━━ SUPPLIED DATA ━━
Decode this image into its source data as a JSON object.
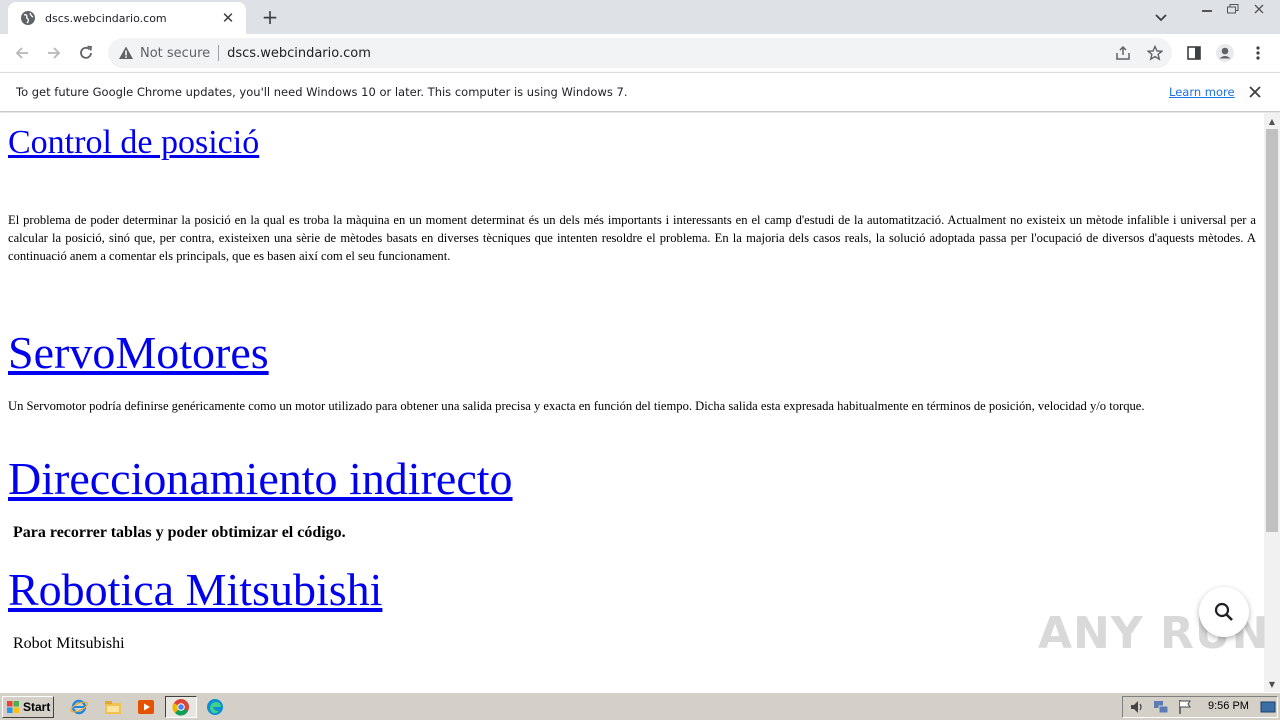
{
  "browser": {
    "tab_title": "dscs.webcindario.com",
    "not_secure_label": "Not secure",
    "url": "dscs.webcindario.com"
  },
  "infobar": {
    "message": "To get future Google Chrome updates, you'll need Windows 10 or later. This computer is using Windows 7.",
    "learn_more": "Learn more"
  },
  "content": {
    "sections": [
      {
        "heading": "Control de posició",
        "text": "El problema de poder determinar la posició en la qual es troba la màquina en un moment determinat és un dels més importants i interessants en el camp d'estudi de la automatització. Actualment no existeix un mètode infalible i universal per a calcular la posició, sinó que, per contra, existeixen una sèrie de mètodes basats en diverses tècniques que intenten resoldre el problema. En la majoria dels casos reals, la solució adoptada passa per l'ocupació de diversos d'aquests mètodes. A continuació anem a comentar els principals, que es basen així com el seu funcionament."
      },
      {
        "heading": "ServoMotores",
        "text": "Un Servomotor podría definirse genéricamente como un motor utilizado para obtener una salida precisa y exacta en función del tiempo. Dicha salida esta expresada habitualmente en términos de posición, velocidad y/o torque."
      },
      {
        "heading": "Direccionamiento indirecto",
        "text": "Para recorrer tablas y poder obtimizar el código."
      },
      {
        "heading": "Robotica Mitsubishi",
        "text": "Robot Mitsubishi"
      }
    ]
  },
  "watermark": "ANY RUN",
  "taskbar": {
    "start_label": "Start",
    "clock": "9:56 PM"
  },
  "colors": {
    "link": "#0000ee",
    "chrome_frame": "#dee1e6",
    "taskbar": "#d4d0c8"
  }
}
━━━
— EXERCISE —
Give nothing but the number of lines containing the string "Mitsubishi".

— WRITTEN SOLUTION —
2